Start of INFORMATION SHOWN

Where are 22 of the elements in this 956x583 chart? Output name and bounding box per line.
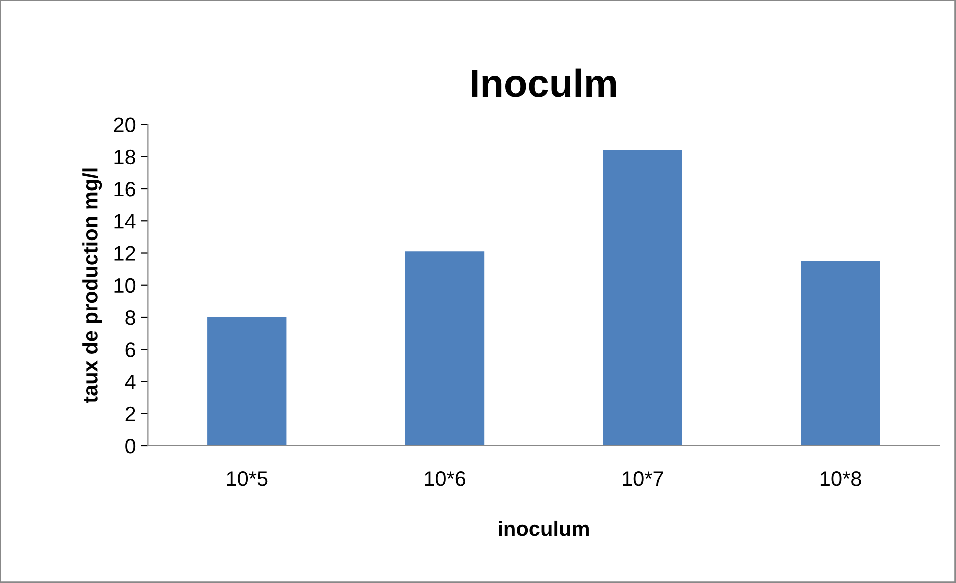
bar (603, 150, 682, 446)
y-tick-label: 4 (125, 374, 136, 390)
x-tick-label: 10*8 (820, 472, 862, 486)
y-tick-label: 16 (114, 182, 136, 197)
y-tick-label: 2 (126, 406, 136, 422)
x-axis-title: inoculum (499, 520, 589, 536)
y-tick-label: 10 (114, 278, 136, 294)
chart-title: Inoculm (472, 68, 616, 98)
y-tick-label: 20 (114, 118, 136, 133)
y-tick-label: 8 (126, 310, 136, 326)
x-tick-label: 10*5 (227, 472, 268, 486)
bar (801, 261, 880, 446)
bar (405, 252, 485, 446)
y-tick-label: 14 (114, 214, 136, 229)
x-tick-label: 10*6 (425, 472, 466, 486)
bar (208, 318, 287, 446)
y-tick-label: 12 (114, 246, 136, 261)
x-tick-label: 10*7 (623, 472, 664, 486)
y-tick-label: 0 (126, 438, 136, 454)
y-tick-label: 18 (114, 150, 136, 165)
y-tick-label: 6 (126, 342, 136, 358)
y-axis-title: taux de production mg/l (82, 168, 102, 404)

End of INFORMATION SHOWN

* _WHAT IS EXPECTED_
Copy out the listing word for word, starting at the line that contains "bar (603, 150, 682, 446)" and stopping after its final line.

* _RESULT_
bar (603, 150, 682, 446)
y-tick-label: 4 (125, 374, 136, 390)
x-tick-label: 10*8 (820, 472, 862, 486)
y-tick-label: 16 (114, 182, 136, 197)
y-tick-label: 2 (126, 406, 136, 422)
x-axis-title: inoculum (499, 520, 589, 536)
y-tick-label: 10 (114, 278, 136, 294)
chart-title: Inoculm (472, 68, 616, 98)
y-tick-label: 20 (114, 118, 136, 133)
y-tick-label: 8 (126, 310, 136, 326)
x-tick-label: 10*5 (227, 472, 268, 486)
bar (801, 261, 880, 446)
bar (405, 252, 485, 446)
y-tick-label: 14 (114, 214, 136, 229)
x-tick-label: 10*6 (425, 472, 466, 486)
bar (208, 318, 287, 446)
y-tick-label: 12 (114, 246, 136, 261)
x-tick-label: 10*7 (623, 472, 664, 486)
y-tick-label: 0 (126, 438, 136, 454)
y-tick-label: 18 (114, 150, 136, 165)
y-tick-label: 6 (126, 342, 136, 358)
y-axis-title: taux de production mg/l (82, 168, 102, 404)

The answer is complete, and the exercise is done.